+++ Material shown +++
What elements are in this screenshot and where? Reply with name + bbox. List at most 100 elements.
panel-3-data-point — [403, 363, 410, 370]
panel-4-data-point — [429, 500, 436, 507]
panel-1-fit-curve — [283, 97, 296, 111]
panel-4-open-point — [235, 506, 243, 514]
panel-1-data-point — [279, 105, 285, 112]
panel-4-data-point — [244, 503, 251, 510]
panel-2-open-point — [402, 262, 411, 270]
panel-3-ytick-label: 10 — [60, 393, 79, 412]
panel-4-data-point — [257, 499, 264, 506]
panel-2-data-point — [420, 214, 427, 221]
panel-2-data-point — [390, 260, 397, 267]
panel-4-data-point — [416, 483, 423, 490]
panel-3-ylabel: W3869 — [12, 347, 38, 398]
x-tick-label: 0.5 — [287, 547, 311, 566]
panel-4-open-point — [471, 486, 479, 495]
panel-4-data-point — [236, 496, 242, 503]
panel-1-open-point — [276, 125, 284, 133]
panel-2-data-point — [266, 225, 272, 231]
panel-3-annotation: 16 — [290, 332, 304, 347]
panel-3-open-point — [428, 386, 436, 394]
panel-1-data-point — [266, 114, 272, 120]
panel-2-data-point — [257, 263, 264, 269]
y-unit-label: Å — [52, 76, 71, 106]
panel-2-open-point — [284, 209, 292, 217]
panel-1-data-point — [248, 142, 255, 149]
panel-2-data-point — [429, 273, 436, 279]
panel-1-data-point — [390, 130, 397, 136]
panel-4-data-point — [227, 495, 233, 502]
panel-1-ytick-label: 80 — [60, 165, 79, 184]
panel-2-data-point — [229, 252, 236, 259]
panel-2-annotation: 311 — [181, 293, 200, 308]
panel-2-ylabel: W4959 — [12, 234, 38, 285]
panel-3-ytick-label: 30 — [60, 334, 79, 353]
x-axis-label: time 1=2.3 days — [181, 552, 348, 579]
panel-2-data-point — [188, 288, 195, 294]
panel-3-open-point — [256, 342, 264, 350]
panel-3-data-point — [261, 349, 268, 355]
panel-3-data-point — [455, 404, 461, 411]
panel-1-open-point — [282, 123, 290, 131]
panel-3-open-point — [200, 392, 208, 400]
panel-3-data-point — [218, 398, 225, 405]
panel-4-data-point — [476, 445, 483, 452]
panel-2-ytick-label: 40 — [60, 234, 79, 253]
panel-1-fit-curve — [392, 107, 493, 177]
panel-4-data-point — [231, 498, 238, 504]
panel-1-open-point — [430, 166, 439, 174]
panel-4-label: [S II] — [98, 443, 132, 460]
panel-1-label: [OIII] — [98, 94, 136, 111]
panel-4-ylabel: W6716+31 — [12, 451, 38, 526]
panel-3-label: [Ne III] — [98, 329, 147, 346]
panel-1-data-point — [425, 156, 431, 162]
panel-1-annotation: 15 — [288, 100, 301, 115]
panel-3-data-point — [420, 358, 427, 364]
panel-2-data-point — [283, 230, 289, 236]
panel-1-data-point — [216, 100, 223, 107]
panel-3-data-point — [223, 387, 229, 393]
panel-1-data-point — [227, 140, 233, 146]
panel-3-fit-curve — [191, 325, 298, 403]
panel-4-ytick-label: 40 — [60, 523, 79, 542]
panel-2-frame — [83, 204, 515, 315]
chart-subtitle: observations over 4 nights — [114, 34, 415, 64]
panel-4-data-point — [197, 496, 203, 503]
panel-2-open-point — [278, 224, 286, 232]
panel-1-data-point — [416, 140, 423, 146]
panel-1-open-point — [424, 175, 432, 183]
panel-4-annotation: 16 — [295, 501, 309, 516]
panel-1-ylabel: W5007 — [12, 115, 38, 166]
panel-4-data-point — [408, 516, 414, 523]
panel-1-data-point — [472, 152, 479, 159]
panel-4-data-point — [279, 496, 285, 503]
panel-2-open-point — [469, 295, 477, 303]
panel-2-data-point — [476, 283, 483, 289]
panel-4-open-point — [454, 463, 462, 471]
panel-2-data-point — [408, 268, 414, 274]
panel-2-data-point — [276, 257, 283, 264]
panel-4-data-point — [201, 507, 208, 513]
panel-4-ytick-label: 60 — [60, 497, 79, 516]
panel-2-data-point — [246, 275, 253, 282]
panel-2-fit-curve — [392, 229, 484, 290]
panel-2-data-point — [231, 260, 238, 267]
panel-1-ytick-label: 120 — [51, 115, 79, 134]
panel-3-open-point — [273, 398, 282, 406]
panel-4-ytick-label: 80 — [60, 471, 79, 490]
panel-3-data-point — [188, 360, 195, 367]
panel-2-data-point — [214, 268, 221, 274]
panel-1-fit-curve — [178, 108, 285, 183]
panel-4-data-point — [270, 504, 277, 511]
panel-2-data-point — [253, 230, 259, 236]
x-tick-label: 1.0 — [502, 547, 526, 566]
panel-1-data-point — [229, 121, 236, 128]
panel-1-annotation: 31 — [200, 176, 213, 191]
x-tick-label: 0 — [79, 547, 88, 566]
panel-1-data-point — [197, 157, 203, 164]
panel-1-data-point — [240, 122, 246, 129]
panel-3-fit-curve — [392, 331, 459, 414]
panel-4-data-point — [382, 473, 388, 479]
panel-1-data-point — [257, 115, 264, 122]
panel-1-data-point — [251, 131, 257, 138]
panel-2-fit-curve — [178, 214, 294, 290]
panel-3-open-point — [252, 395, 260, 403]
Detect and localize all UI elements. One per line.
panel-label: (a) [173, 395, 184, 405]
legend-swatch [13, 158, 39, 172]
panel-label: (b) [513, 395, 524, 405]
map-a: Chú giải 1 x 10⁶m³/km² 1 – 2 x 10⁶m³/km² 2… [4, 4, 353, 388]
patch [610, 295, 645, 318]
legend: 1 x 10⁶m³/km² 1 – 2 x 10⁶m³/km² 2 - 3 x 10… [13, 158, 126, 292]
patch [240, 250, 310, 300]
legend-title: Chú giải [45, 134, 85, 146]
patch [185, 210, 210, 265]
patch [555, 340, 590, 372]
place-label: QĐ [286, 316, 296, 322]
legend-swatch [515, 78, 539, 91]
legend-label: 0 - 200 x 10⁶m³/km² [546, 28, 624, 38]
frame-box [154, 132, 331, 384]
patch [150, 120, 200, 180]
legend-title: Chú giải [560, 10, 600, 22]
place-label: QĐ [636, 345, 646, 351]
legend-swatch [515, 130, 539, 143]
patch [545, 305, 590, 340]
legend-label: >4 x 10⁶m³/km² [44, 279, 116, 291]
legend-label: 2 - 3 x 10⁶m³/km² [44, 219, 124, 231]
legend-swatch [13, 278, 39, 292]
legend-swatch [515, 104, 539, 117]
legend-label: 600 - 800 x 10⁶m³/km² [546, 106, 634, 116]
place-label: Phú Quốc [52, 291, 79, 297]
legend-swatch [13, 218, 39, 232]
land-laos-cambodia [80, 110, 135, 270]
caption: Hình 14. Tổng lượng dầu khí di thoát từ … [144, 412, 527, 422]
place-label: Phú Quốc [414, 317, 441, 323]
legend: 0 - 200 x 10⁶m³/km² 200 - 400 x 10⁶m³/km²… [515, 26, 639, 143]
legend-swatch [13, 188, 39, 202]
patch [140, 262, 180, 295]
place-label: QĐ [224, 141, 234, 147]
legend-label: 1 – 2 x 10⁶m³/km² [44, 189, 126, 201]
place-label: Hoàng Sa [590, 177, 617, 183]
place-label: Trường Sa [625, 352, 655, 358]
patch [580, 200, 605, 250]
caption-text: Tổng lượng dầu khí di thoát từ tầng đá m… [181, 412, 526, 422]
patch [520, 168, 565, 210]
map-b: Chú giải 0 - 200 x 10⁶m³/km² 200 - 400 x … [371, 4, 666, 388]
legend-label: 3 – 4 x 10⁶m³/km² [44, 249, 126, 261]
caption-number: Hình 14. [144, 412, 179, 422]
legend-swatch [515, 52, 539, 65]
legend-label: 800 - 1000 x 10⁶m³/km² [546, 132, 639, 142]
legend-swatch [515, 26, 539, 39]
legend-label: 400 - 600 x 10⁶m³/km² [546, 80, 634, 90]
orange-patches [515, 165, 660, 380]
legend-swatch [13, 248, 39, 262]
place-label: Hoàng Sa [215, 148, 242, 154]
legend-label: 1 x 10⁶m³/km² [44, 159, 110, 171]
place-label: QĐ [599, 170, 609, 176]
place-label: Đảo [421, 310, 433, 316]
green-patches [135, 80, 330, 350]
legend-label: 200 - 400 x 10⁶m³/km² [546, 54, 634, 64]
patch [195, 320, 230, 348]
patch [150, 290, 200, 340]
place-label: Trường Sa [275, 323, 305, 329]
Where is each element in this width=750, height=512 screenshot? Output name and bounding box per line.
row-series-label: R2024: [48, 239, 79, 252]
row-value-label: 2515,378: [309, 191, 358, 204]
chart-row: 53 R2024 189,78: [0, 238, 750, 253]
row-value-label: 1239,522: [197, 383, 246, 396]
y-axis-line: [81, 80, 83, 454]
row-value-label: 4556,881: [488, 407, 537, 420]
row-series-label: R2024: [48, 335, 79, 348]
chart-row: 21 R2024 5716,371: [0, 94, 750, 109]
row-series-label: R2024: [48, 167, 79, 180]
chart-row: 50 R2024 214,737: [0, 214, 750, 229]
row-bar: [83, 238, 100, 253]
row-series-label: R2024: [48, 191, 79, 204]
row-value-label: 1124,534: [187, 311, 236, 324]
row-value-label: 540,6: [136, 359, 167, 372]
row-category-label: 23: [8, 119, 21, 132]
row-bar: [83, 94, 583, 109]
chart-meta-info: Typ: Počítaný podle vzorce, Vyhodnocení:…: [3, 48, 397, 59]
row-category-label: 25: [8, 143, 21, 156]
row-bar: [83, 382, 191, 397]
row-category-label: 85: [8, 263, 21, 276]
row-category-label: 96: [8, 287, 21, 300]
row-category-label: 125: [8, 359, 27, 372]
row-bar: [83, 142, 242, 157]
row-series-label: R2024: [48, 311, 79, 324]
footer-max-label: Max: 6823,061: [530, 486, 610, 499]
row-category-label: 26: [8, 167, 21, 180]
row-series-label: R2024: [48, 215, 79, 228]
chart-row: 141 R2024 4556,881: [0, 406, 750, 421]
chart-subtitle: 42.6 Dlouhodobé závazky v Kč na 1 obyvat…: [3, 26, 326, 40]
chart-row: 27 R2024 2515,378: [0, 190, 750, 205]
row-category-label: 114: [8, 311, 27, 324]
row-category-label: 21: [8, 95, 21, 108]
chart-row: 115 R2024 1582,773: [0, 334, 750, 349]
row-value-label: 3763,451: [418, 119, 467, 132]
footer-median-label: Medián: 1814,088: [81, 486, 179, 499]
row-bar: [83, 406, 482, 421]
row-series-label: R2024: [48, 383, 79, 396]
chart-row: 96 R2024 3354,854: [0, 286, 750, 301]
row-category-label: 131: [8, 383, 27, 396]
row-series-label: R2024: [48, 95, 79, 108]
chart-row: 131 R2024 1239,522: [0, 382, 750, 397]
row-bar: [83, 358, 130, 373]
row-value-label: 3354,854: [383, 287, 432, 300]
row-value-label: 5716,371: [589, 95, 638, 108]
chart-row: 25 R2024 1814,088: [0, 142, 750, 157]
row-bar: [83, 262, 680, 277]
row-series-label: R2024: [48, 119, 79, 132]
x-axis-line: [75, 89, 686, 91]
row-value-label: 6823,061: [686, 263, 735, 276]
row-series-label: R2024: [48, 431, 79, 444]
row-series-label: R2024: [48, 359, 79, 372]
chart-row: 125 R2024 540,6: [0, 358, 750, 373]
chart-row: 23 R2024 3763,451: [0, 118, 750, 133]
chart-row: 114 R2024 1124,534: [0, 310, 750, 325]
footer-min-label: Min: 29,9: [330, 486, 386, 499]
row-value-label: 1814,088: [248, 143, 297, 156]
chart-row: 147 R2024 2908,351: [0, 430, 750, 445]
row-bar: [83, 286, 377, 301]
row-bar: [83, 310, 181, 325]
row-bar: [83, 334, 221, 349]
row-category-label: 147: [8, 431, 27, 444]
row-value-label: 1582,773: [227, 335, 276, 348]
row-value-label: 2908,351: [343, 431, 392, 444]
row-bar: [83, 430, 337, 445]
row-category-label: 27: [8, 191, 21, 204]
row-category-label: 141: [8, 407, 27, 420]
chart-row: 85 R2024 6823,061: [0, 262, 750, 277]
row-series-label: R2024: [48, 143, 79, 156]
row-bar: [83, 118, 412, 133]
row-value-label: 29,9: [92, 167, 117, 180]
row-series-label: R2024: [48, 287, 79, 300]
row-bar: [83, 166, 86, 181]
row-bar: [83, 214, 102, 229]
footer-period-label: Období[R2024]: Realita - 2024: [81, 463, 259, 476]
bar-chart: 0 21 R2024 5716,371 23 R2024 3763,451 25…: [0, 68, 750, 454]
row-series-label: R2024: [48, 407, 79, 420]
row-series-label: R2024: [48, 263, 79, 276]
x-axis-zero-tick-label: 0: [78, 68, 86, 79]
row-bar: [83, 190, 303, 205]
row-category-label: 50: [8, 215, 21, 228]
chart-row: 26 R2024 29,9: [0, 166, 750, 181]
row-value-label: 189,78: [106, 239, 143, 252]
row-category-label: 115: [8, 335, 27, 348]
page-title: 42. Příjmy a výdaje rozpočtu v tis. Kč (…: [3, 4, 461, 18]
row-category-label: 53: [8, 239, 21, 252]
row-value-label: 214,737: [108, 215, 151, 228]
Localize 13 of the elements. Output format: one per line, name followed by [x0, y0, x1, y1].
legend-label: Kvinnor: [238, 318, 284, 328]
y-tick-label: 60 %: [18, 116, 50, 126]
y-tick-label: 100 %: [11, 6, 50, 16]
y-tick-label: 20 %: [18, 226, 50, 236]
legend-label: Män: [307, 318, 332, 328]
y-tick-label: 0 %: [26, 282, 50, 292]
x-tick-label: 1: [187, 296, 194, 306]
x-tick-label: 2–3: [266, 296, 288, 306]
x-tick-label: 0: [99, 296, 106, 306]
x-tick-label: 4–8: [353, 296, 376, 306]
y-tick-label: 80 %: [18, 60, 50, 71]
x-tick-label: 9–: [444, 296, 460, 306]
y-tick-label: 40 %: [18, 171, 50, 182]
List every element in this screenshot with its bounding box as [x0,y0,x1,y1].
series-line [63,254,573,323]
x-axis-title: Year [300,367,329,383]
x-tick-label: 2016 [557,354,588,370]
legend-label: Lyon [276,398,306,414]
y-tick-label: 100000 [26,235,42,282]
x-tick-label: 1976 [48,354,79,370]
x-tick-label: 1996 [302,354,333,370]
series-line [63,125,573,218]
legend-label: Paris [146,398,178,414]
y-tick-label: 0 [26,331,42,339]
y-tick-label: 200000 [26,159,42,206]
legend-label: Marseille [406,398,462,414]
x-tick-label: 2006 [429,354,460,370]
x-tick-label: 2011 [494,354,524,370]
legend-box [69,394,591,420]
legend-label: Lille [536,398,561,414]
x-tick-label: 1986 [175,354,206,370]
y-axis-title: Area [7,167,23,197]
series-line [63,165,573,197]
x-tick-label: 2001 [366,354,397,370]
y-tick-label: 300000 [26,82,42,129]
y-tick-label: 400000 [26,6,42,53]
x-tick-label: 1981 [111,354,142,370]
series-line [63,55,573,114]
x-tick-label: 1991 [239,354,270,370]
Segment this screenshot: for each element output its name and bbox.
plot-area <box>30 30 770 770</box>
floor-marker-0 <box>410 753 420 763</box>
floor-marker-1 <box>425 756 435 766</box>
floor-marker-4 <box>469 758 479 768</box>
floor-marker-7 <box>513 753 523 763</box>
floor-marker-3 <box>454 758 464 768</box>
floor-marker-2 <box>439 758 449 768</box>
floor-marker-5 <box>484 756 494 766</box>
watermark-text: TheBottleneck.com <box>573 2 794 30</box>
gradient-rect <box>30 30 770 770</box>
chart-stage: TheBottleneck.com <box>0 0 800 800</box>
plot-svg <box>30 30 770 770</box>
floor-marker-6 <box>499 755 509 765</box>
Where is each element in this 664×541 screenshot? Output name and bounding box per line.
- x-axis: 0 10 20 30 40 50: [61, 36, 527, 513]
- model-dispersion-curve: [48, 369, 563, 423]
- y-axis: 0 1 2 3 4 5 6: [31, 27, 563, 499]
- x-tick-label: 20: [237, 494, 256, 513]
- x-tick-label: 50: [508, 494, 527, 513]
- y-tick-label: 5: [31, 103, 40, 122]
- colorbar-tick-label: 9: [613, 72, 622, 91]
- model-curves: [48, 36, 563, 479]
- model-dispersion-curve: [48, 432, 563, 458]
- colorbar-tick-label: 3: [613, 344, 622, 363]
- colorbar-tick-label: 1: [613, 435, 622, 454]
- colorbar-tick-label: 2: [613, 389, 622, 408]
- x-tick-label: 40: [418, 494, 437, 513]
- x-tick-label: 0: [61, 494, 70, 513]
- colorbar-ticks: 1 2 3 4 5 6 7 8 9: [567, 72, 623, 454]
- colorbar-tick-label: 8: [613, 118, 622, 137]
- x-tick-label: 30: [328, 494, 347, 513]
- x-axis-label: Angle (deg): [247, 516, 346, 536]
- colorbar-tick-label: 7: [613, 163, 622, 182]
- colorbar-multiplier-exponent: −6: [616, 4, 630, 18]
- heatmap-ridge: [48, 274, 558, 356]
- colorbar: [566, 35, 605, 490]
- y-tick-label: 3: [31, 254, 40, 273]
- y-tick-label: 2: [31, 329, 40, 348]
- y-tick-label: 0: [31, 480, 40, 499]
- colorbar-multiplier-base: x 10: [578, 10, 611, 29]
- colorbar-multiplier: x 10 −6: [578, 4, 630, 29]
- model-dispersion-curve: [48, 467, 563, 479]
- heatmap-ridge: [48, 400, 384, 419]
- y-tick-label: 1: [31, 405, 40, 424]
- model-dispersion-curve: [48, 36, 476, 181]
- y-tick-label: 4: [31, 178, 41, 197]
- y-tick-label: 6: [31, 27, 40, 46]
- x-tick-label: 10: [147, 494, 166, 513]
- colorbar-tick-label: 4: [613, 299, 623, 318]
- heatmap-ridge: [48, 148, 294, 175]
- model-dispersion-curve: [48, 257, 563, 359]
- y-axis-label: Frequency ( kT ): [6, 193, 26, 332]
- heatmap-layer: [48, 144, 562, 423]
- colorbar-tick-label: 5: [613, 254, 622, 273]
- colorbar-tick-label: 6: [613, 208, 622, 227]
+++
#### Work instructions:
Print the lines above word for word, from the first one through the line that contains "panel-2-data-point — [429, 273, 436, 279]", including both.

#### Written answer:
What elements are in this screenshot and where? Reply with name + bbox. List at most 100 elements.
panel-3-data-point — [403, 363, 410, 370]
panel-4-data-point — [429, 500, 436, 507]
panel-1-fit-curve — [283, 97, 296, 111]
panel-4-open-point — [235, 506, 243, 514]
panel-1-data-point — [279, 105, 285, 112]
panel-4-data-point — [244, 503, 251, 510]
panel-2-open-point — [402, 262, 411, 270]
panel-3-ytick-label: 10 — [60, 393, 79, 412]
panel-4-data-point — [257, 499, 264, 506]
panel-2-data-point — [420, 214, 427, 221]
panel-2-data-point — [390, 260, 397, 267]
panel-4-data-point — [416, 483, 423, 490]
panel-3-ylabel: W3869 — [12, 347, 38, 398]
x-tick-label: 0.5 — [287, 547, 311, 566]
panel-4-open-point — [471, 486, 479, 495]
panel-4-data-point — [236, 496, 242, 503]
panel-1-open-point — [276, 125, 284, 133]
panel-2-data-point — [266, 225, 272, 231]
panel-3-annotation: 16 — [290, 332, 304, 347]
panel-3-open-point — [428, 386, 436, 394]
panel-1-data-point — [266, 114, 272, 120]
panel-2-data-point — [257, 263, 264, 269]
y-unit-label: Å — [52, 76, 71, 106]
panel-2-open-point — [284, 209, 292, 217]
panel-1-data-point — [248, 142, 255, 149]
panel-2-data-point — [429, 273, 436, 279]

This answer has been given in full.